§ **Your goal**
Show all lines of the listing that hold the word "本大题共".

§ **Record excerpts**
--

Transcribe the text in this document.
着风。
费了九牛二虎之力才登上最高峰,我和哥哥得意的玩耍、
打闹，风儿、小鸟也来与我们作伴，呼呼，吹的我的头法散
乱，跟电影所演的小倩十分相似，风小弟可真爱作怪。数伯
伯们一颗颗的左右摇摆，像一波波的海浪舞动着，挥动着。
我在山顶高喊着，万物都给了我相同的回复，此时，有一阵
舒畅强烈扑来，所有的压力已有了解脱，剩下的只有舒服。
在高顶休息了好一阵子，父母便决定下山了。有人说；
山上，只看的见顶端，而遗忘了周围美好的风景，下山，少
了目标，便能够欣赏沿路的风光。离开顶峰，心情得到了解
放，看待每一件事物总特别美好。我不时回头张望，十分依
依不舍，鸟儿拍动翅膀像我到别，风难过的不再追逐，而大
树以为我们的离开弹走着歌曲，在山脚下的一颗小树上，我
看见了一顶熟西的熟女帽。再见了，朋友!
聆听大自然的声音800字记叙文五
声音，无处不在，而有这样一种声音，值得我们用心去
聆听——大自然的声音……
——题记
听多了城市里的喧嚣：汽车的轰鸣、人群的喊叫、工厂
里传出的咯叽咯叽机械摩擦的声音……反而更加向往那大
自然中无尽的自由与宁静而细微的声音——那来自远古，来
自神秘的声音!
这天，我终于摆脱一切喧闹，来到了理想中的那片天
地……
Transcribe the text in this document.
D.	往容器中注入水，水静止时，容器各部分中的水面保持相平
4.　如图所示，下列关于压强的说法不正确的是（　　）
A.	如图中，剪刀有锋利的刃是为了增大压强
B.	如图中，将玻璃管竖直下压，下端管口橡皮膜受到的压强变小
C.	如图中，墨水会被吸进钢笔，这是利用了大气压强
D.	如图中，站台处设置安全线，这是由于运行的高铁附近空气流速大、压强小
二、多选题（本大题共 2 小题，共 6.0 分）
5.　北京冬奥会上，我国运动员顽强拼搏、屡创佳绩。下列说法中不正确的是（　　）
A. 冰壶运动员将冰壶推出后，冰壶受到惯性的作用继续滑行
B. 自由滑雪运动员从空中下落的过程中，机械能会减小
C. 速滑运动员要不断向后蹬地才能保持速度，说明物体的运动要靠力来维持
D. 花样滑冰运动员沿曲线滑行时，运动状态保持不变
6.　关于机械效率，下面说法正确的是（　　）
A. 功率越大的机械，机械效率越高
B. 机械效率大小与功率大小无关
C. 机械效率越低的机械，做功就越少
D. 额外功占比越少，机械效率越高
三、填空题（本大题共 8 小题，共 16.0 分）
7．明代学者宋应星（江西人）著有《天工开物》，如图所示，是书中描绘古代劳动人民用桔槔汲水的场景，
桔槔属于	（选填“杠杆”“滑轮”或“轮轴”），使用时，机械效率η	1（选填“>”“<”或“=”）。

--

§ **Written solution**
二、多选题（本大题共 2 小题，共 6.0 分）
三、填空题（本大题共 8 小题，共 16.0 分）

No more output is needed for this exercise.